TASKS TO PERFORM:
1: Repeat everything in the passage on Dominion's rate riders from "There is no" down to "off those customers.", word for word.
2: Condense the paragraph of the Dominion riders passage that begins "The main things left are taxes" into a shorter version that keeps its main facts.

EXTRACTED TEXT:

There is no profit for the utility in the fuel Rider A, but both generation and transmission projects use shareholder equity as financing and thus are allowed a profit or return on that equity (ROE.) A CSP makes a profit, too, but Dominion stops profiting off those customers.

The main things left are taxes (good luck avoiding those) and distribution, the system of substations, transformers and smaller wires that link to all the home and business connections.  The CSP does not (could not) seek to duplicate that, and its customers continue to pay Dominion for that service.  Some consider that the only natural monopoly.

So because CSP customers continue to pay their distribution costs to Dominion, they pay some of the other riders which have generated controversy and Bacon’s Rebellion reports:  Rider U, which covers the strategic underground project for smaller tap lines and Riders C1A, C2A and C3A, which cover various demand management and energy efficiency programs. (Some large industrial customers served directly by transmission voltage may avoid all that, too.)

If you are counting, 14 individual rate adjustment clause riders have been listed, ten of which can be avoided with a CSP.  For the full list and how they are categorized, open this. Rider E for the coal ash costs will be number 15.

AVAILABLE DATA:

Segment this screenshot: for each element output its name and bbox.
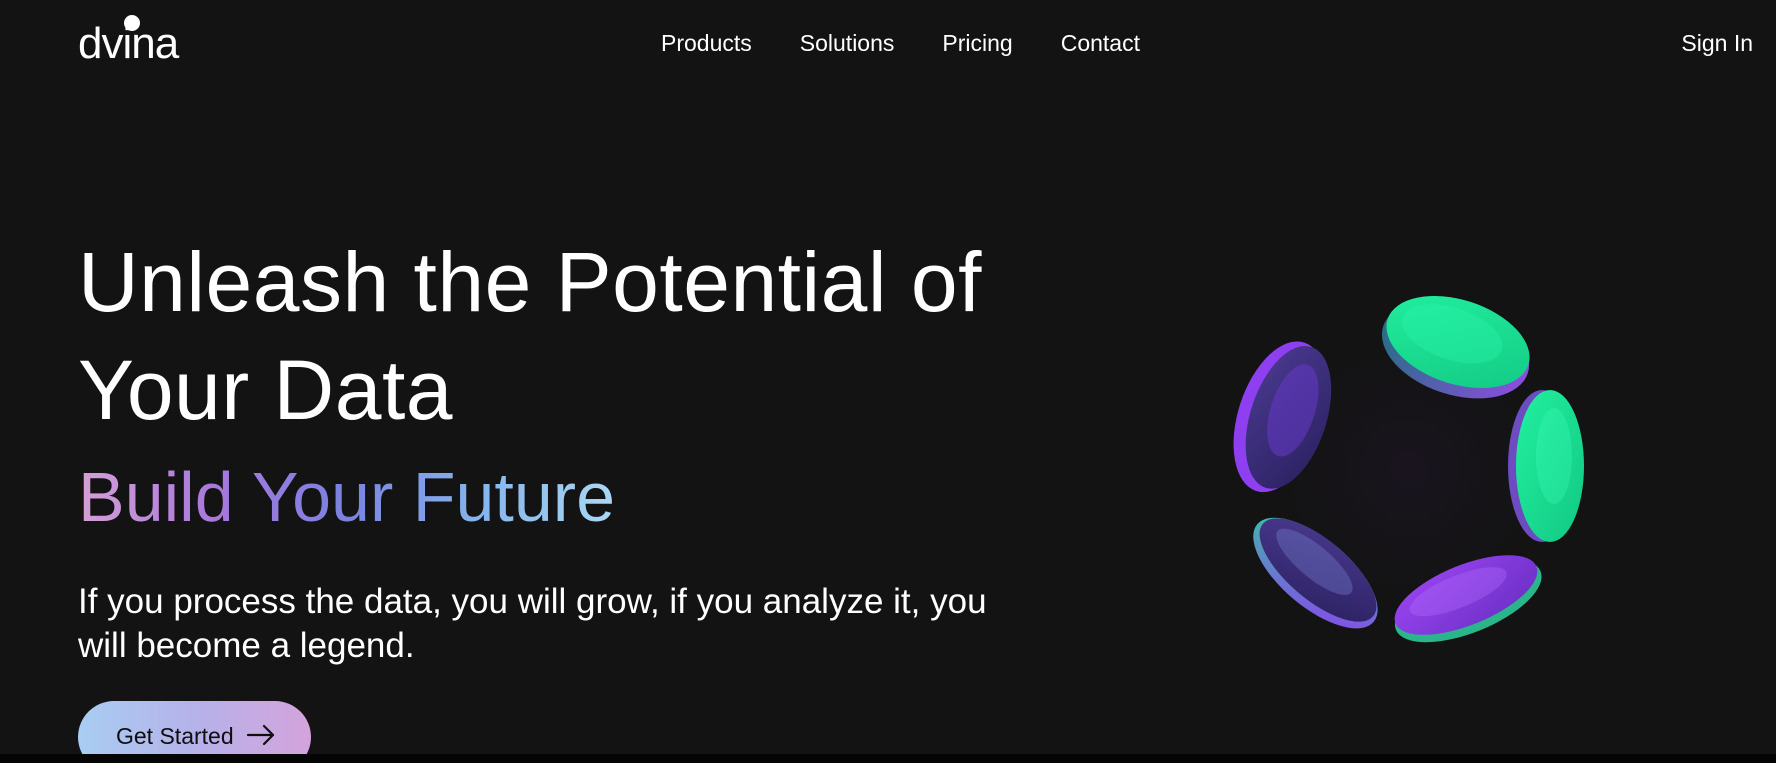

OUTPUTS FOR THE TASKS:
1:
There is no profit for the utility in the fuel Rider A, but both generation and transmission projects use shareholder equity as financing and thus are allowed a profit or return on that equity (ROE.) A CSP makes a profit, too, but Dominion stops profiting off those customers.

2: Two main costs remain: taxes, which are hard to avoid, and distribution, meaning the substations, transformers and smaller wires that connect homes and businesses. A CSP does not and could not duplicate this system, so its customers keep paying Dominion for that service. Some consider distribution the only natural monopoly.